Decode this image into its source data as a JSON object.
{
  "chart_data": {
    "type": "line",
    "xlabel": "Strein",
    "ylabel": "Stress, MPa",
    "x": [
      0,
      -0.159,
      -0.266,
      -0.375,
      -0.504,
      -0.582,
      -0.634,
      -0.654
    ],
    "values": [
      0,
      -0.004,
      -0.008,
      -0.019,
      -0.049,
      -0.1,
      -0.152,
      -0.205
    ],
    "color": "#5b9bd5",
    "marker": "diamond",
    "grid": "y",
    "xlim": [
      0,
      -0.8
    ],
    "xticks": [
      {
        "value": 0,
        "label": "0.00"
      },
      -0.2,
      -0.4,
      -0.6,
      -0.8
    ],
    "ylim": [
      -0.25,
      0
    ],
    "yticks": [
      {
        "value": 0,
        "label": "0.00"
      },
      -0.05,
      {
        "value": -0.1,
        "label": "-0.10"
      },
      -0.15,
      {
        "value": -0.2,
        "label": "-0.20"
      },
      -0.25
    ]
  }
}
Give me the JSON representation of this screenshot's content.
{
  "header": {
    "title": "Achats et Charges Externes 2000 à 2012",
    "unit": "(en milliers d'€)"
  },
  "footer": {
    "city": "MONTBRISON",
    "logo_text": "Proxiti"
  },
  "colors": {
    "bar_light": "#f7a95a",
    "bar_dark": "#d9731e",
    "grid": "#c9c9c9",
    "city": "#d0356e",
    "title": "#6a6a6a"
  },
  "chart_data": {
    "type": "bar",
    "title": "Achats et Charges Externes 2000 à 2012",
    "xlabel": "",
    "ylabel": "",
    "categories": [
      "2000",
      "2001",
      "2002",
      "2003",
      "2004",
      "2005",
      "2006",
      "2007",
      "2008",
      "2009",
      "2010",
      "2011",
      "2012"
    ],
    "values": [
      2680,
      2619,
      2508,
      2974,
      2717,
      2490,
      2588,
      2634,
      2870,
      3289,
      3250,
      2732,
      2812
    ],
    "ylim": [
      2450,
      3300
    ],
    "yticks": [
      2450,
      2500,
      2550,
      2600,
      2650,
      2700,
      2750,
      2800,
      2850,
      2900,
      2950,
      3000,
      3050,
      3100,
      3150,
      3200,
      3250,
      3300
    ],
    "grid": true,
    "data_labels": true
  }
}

========================

* Given problem:
Quote all the records exactly, please, leaving none out.

* Task answer:
Decode this image into its source data as a JSON object.
{
  "chart_data": {
    "type": "line",
    "xlabel": "Strein",
    "ylabel": "Stress, MPa",
    "x": [
      0,
      -0.159,
      -0.266,
      -0.375,
      -0.504,
      -0.582,
      -0.634,
      -0.654
    ],
    "values": [
      0,
      -0.004,
      -0.008,
      -0.019,
      -0.049,
      -0.1,
      -0.152,
      -0.205
    ],
    "color": "#5b9bd5",
    "marker": "diamond",
    "grid": "y",
    "xlim": [
      0,
      -0.8
    ],
    "xticks": [
      {
        "value": 0,
        "label": "0.00"
      },
      -0.2,
      -0.4,
      -0.6,
      -0.8
    ],
    "ylim": [
      -0.25,
      0
    ],
    "yticks": [
      {
        "value": 0,
        "label": "0.00"
      },
      -0.05,
      {
        "value": -0.1,
        "label": "-0.10"
      },
      -0.15,
      {
        "value": -0.2,
        "label": "-0.20"
      },
      -0.25
    ]
  }
}
Give me the JSON representation of this screenshot's content.
{
  "header": {
    "title": "Achats et Charges Externes 2000 à 2012",
    "unit": "(en milliers d'€)"
  },
  "footer": {
    "city": "MONTBRISON",
    "logo_text": "Proxiti"
  },
  "colors": {
    "bar_light": "#f7a95a",
    "bar_dark": "#d9731e",
    "grid": "#c9c9c9",
    "city": "#d0356e",
    "title": "#6a6a6a"
  },
  "chart_data": {
    "type": "bar",
    "title": "Achats et Charges Externes 2000 à 2012",
    "xlabel": "",
    "ylabel": "",
    "categories": [
      "2000",
      "2001",
      "2002",
      "2003",
      "2004",
      "2005",
      "2006",
      "2007",
      "2008",
      "2009",
      "2010",
      "2011",
      "2012"
    ],
    "values": [
      2680,
      2619,
      2508,
      2974,
      2717,
      2490,
      2588,
      2634,
      2870,
      3289,
      3250,
      2732,
      2812
    ],
    "ylim": [
      2450,
      3300
    ],
    "yticks": [
      2450,
      2500,
      2550,
      2600,
      2650,
      2700,
      2750,
      2800,
      2850,
      2900,
      2950,
      3000,
      3050,
      3100,
      3150,
      3200,
      3250,
      3300
    ],
    "grid": true,
    "data_labels": true
  }
}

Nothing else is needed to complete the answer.